• [PROBLEM TO SOLVE] Scan the listing and work out how many lines contain the word "JSON". Nothing but the number should be given.

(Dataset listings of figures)
******************************

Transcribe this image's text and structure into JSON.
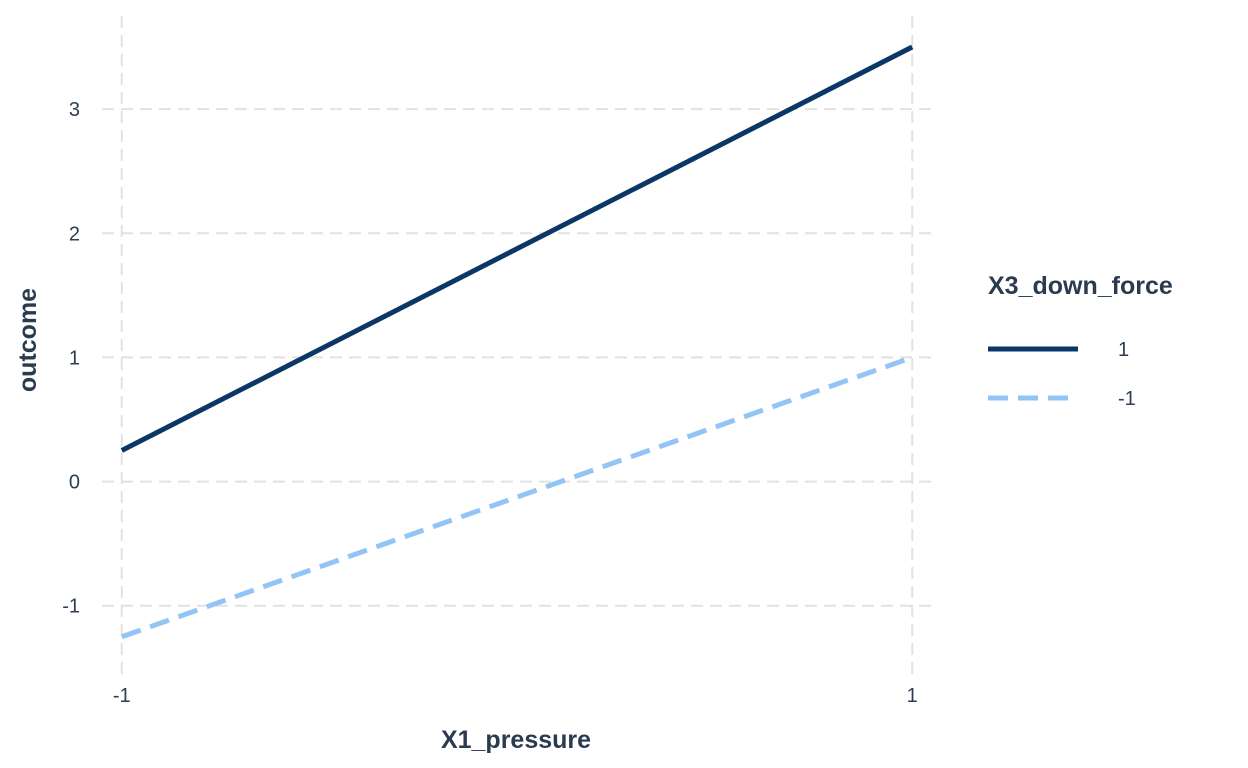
{
  "chart_data": {
    "type": "line",
    "title": "",
    "xlabel": "X1_pressure",
    "ylabel": "outcome",
    "x_ticks": [
      "-1",
      "1"
    ],
    "y_ticks": [
      "-1",
      "0",
      "1",
      "2",
      "3"
    ],
    "xlim": [
      -1.05,
      1.05
    ],
    "ylim": [
      -1.55,
      3.75
    ],
    "grid": true,
    "legend": {
      "title": "X3_down_force",
      "placement": "right"
    },
    "series": [
      {
        "name": "1",
        "x": [
          -1,
          1
        ],
        "y": [
          0.25,
          3.5
        ],
        "color": "#0b3766",
        "line_style": "solid"
      },
      {
        "name": "-1",
        "x": [
          -1,
          1
        ],
        "y": [
          -1.25,
          1.0
        ],
        "color": "#92c5f5",
        "line_style": "dashed"
      }
    ]
  }
}
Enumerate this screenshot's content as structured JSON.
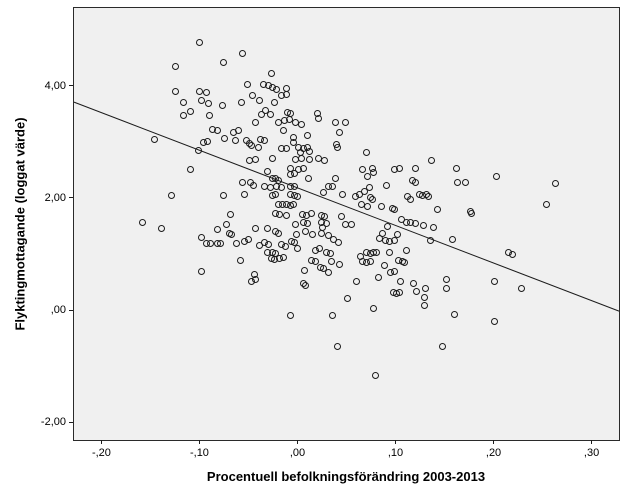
{
  "chart": {
    "background": "#ffffff",
    "plot_background": "#f0f0f0",
    "frame_color": "#2a2a2a",
    "marker_color": "#1c1c1c",
    "line_color": "#1c1c1c"
  },
  "chart_data": {
    "type": "scatter",
    "title": "",
    "xlabel": "Procentuell befolkningsförändring 2003-2013",
    "ylabel": "Flyktingmottagande (loggat värde)",
    "legend": "none",
    "grid": false,
    "x_range": [
      -0.228,
      0.328
    ],
    "y_range": [
      -2.32,
      5.39
    ],
    "x_ticks": {
      "values": [
        -0.2,
        -0.1,
        0.0,
        0.1,
        0.2,
        0.3
      ],
      "labels": [
        "-,20",
        "-,10",
        ",00",
        ",10",
        ",20",
        ",30"
      ]
    },
    "y_ticks": {
      "values": [
        4,
        2,
        0,
        -2
      ],
      "labels": [
        "4,00",
        "2,00",
        ",00",
        "-2,00"
      ]
    },
    "regression_line": {
      "x1": -0.228,
      "y1": 3.71,
      "x2": 0.328,
      "y2": -0.02
    },
    "points": [
      [
        -0.1,
        4.77
      ],
      [
        -0.056,
        4.57
      ],
      [
        -0.124,
        4.34
      ],
      [
        -0.075,
        4.41
      ],
      [
        -0.051,
        4.02
      ],
      [
        -0.124,
        3.9
      ],
      [
        -0.1,
        3.9
      ],
      [
        -0.093,
        3.88
      ],
      [
        -0.098,
        3.74
      ],
      [
        -0.091,
        3.69
      ],
      [
        -0.116,
        3.7
      ],
      [
        -0.109,
        3.54
      ],
      [
        -0.116,
        3.47
      ],
      [
        -0.09,
        3.47
      ],
      [
        -0.076,
        3.65
      ],
      [
        -0.057,
        3.7
      ],
      [
        -0.046,
        3.83
      ],
      [
        -0.146,
        3.05
      ],
      [
        -0.101,
        2.85
      ],
      [
        -0.096,
        2.99
      ],
      [
        -0.092,
        3.01
      ],
      [
        -0.087,
        3.22
      ],
      [
        -0.082,
        3.21
      ],
      [
        -0.074,
        3.06
      ],
      [
        -0.065,
        3.17
      ],
      [
        -0.06,
        3.21
      ],
      [
        -0.063,
        3.03
      ],
      [
        -0.052,
        3.03
      ],
      [
        -0.049,
        2.98
      ],
      [
        -0.047,
        2.94
      ],
      [
        -0.043,
        3.35
      ],
      [
        -0.027,
        4.22
      ],
      [
        -0.035,
        4.02
      ],
      [
        -0.03,
        4.01
      ],
      [
        -0.026,
        3.97
      ],
      [
        -0.021,
        3.93
      ],
      [
        -0.011,
        3.95
      ],
      [
        -0.016,
        3.83
      ],
      [
        -0.011,
        3.85
      ],
      [
        -0.039,
        3.74
      ],
      [
        -0.023,
        3.7
      ],
      [
        -0.033,
        3.56
      ],
      [
        -0.037,
        3.49
      ],
      [
        -0.028,
        3.49
      ],
      [
        -0.01,
        3.53
      ],
      [
        -0.007,
        3.51
      ],
      [
        -0.019,
        3.35
      ],
      [
        -0.013,
        3.38
      ],
      [
        -0.008,
        3.4
      ],
      [
        -0.002,
        3.35
      ],
      [
        0.004,
        3.31
      ],
      [
        0.02,
        3.51
      ],
      [
        0.021,
        3.42
      ],
      [
        -0.014,
        3.21
      ],
      [
        0.039,
        3.35
      ],
      [
        0.049,
        3.35
      ],
      [
        0.043,
        3.17
      ],
      [
        0.01,
        3.12
      ],
      [
        -0.004,
        3.08
      ],
      [
        -0.004,
        2.99
      ],
      [
        -0.038,
        3.05
      ],
      [
        -0.034,
        3.03
      ],
      [
        -0.04,
        2.9
      ],
      [
        -0.016,
        2.89
      ],
      [
        -0.011,
        2.89
      ],
      [
        0.001,
        2.9
      ],
      [
        0.006,
        2.89
      ],
      [
        0.01,
        2.9
      ],
      [
        0.012,
        2.83
      ],
      [
        0.003,
        2.82
      ],
      [
        0.04,
        2.96
      ],
      [
        0.041,
        2.9
      ],
      [
        0.07,
        2.82
      ],
      [
        -0.109,
        2.51
      ],
      [
        -0.049,
        2.67
      ],
      [
        -0.043,
        2.69
      ],
      [
        -0.056,
        2.27
      ],
      [
        -0.048,
        2.28
      ],
      [
        -0.045,
        2.23
      ],
      [
        -0.129,
        2.04
      ],
      [
        -0.075,
        2.05
      ],
      [
        -0.054,
        2.07
      ],
      [
        -0.158,
        1.56
      ],
      [
        -0.139,
        1.45
      ],
      [
        -0.068,
        1.7
      ],
      [
        -0.072,
        1.52
      ],
      [
        -0.082,
        1.43
      ],
      [
        -0.069,
        1.36
      ],
      [
        -0.067,
        1.34
      ],
      [
        -0.098,
        1.29
      ],
      [
        -0.093,
        1.18
      ],
      [
        -0.089,
        1.18
      ],
      [
        -0.082,
        1.18
      ],
      [
        -0.079,
        1.18
      ],
      [
        -0.062,
        1.18
      ],
      [
        -0.054,
        1.22
      ],
      [
        -0.05,
        1.25
      ],
      [
        -0.043,
        1.45
      ],
      [
        -0.058,
        0.88
      ],
      [
        -0.098,
        0.69
      ],
      [
        -0.044,
        0.63
      ],
      [
        -0.047,
        0.51
      ],
      [
        -0.043,
        0.54
      ],
      [
        -0.025,
        2.71
      ],
      [
        -0.002,
        2.69
      ],
      [
        0.004,
        2.71
      ],
      [
        0.012,
        2.69
      ],
      [
        0.021,
        2.71
      ],
      [
        0.028,
        2.67
      ],
      [
        -0.007,
        2.53
      ],
      [
        0.001,
        2.51
      ],
      [
        0.006,
        2.53
      ],
      [
        -0.031,
        2.48
      ],
      [
        -0.026,
        2.35
      ],
      [
        -0.022,
        2.35
      ],
      [
        -0.019,
        2.32
      ],
      [
        -0.007,
        2.41
      ],
      [
        -0.003,
        2.43
      ],
      [
        0.011,
        2.34
      ],
      [
        0.039,
        2.35
      ],
      [
        -0.034,
        2.2
      ],
      [
        -0.028,
        2.18
      ],
      [
        -0.021,
        2.2
      ],
      [
        -0.016,
        2.18
      ],
      [
        -0.007,
        2.21
      ],
      [
        -0.003,
        2.2
      ],
      [
        0.032,
        2.21
      ],
      [
        0.036,
        2.2
      ],
      [
        0.046,
        2.07
      ],
      [
        -0.026,
        2.05
      ],
      [
        -0.022,
        2.07
      ],
      [
        -0.007,
        2.07
      ],
      [
        -0.003,
        2.04
      ],
      [
        0.0,
        2.02
      ],
      [
        0.027,
        2.09
      ],
      [
        -0.019,
        1.89
      ],
      [
        -0.015,
        1.88
      ],
      [
        -0.011,
        1.89
      ],
      [
        -0.007,
        1.86
      ],
      [
        -0.004,
        1.89
      ],
      [
        0.005,
        1.7
      ],
      [
        0.009,
        1.68
      ],
      [
        0.014,
        1.72
      ],
      [
        -0.022,
        1.72
      ],
      [
        -0.018,
        1.7
      ],
      [
        -0.011,
        1.68
      ],
      [
        0.024,
        1.68
      ],
      [
        0.028,
        1.66
      ],
      [
        0.045,
        1.66
      ],
      [
        -0.002,
        1.52
      ],
      [
        0.006,
        1.56
      ],
      [
        0.01,
        1.54
      ],
      [
        0.025,
        1.56
      ],
      [
        0.03,
        1.54
      ],
      [
        0.026,
        1.47
      ],
      [
        -0.031,
        1.45
      ],
      [
        0.049,
        1.52
      ],
      [
        0.137,
        2.67
      ],
      [
        0.066,
        2.51
      ],
      [
        0.077,
        2.53
      ],
      [
        0.078,
        2.46
      ],
      [
        0.071,
        2.39
      ],
      [
        0.099,
        2.51
      ],
      [
        0.104,
        2.53
      ],
      [
        0.12,
        2.53
      ],
      [
        0.091,
        2.23
      ],
      [
        0.117,
        2.32
      ],
      [
        0.12,
        2.27
      ],
      [
        0.073,
        2.18
      ],
      [
        0.068,
        2.11
      ],
      [
        0.063,
        2.07
      ],
      [
        0.059,
        2.02
      ],
      [
        0.074,
        2.0
      ],
      [
        0.077,
        1.98
      ],
      [
        0.071,
        1.84
      ],
      [
        0.065,
        1.88
      ],
      [
        0.112,
        2.02
      ],
      [
        0.115,
        1.98
      ],
      [
        0.124,
        2.07
      ],
      [
        0.128,
        2.04
      ],
      [
        0.132,
        2.07
      ],
      [
        0.134,
        2.02
      ],
      [
        0.086,
        1.84
      ],
      [
        0.097,
        1.82
      ],
      [
        0.099,
        1.8
      ],
      [
        0.143,
        1.8
      ],
      [
        0.106,
        1.61
      ],
      [
        0.111,
        1.57
      ],
      [
        0.115,
        1.56
      ],
      [
        0.12,
        1.54
      ],
      [
        0.092,
        1.49
      ],
      [
        0.129,
        1.5
      ],
      [
        0.139,
        1.47
      ],
      [
        0.055,
        1.52
      ],
      [
        -0.022,
        1.4
      ],
      [
        -0.019,
        1.36
      ],
      [
        -0.001,
        1.34
      ],
      [
        0.008,
        1.4
      ],
      [
        0.015,
        1.34
      ],
      [
        0.024,
        1.36
      ],
      [
        0.032,
        1.33
      ],
      [
        0.037,
        1.25
      ],
      [
        0.042,
        1.2
      ],
      [
        -0.006,
        1.22
      ],
      [
        -0.003,
        1.2
      ],
      [
        -0.034,
        1.2
      ],
      [
        -0.03,
        1.17
      ],
      [
        -0.039,
        1.15
      ],
      [
        -0.016,
        1.17
      ],
      [
        -0.012,
        1.13
      ],
      [
        0.0,
        1.1
      ],
      [
        -0.031,
        1.02
      ],
      [
        -0.026,
        1.02
      ],
      [
        -0.022,
        1.01
      ],
      [
        -0.027,
        0.92
      ],
      [
        -0.023,
        0.9
      ],
      [
        -0.018,
        0.92
      ],
      [
        -0.014,
        0.94
      ],
      [
        0.018,
        1.06
      ],
      [
        0.022,
        1.1
      ],
      [
        0.03,
        1.02
      ],
      [
        0.034,
        1.01
      ],
      [
        0.014,
        0.88
      ],
      [
        0.018,
        0.86
      ],
      [
        0.035,
        0.86
      ],
      [
        0.043,
        0.81
      ],
      [
        0.007,
        0.7
      ],
      [
        0.023,
        0.76
      ],
      [
        0.027,
        0.74
      ],
      [
        0.032,
        0.67
      ],
      [
        0.006,
        0.47
      ],
      [
        0.008,
        0.44
      ],
      [
        0.051,
        0.21
      ],
      [
        0.087,
        1.36
      ],
      [
        0.084,
        1.27
      ],
      [
        0.09,
        1.24
      ],
      [
        0.094,
        1.22
      ],
      [
        0.099,
        1.24
      ],
      [
        0.102,
        1.34
      ],
      [
        0.136,
        1.24
      ],
      [
        0.07,
        1.02
      ],
      [
        0.074,
        1.01
      ],
      [
        0.078,
        1.02
      ],
      [
        0.081,
        1.02
      ],
      [
        0.066,
        0.86
      ],
      [
        0.07,
        0.85
      ],
      [
        0.074,
        0.86
      ],
      [
        0.064,
        0.95
      ],
      [
        0.094,
        1.02
      ],
      [
        0.111,
        1.06
      ],
      [
        0.103,
        0.88
      ],
      [
        0.107,
        0.86
      ],
      [
        0.109,
        0.85
      ],
      [
        0.089,
        0.79
      ],
      [
        0.095,
        0.67
      ],
      [
        0.099,
        0.69
      ],
      [
        0.083,
        0.58
      ],
      [
        0.105,
        0.51
      ],
      [
        0.06,
        0.51
      ],
      [
        0.118,
        0.47
      ],
      [
        0.121,
        0.33
      ],
      [
        0.131,
        0.39
      ],
      [
        0.098,
        0.31
      ],
      [
        0.101,
        0.3
      ],
      [
        0.104,
        0.31
      ],
      [
        0.13,
        0.23
      ],
      [
        0.162,
        2.53
      ],
      [
        0.163,
        2.28
      ],
      [
        0.171,
        2.28
      ],
      [
        0.203,
        2.39
      ],
      [
        0.263,
        2.25
      ],
      [
        0.254,
        1.88
      ],
      [
        0.176,
        1.75
      ],
      [
        0.178,
        1.72
      ],
      [
        0.158,
        1.25
      ],
      [
        0.215,
        1.02
      ],
      [
        0.219,
        0.99
      ],
      [
        0.152,
        0.54
      ],
      [
        0.152,
        0.39
      ],
      [
        0.201,
        0.51
      ],
      [
        0.229,
        0.39
      ],
      [
        -0.007,
        -0.09
      ],
      [
        0.036,
        -0.09
      ],
      [
        0.078,
        0.03
      ],
      [
        0.13,
        0.08
      ],
      [
        0.041,
        -0.66
      ],
      [
        0.08,
        -1.16
      ],
      [
        0.16,
        -0.08
      ],
      [
        0.201,
        -0.2
      ],
      [
        0.148,
        -0.66
      ]
    ]
  }
}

******************************

• [TASK SOLUTION] 2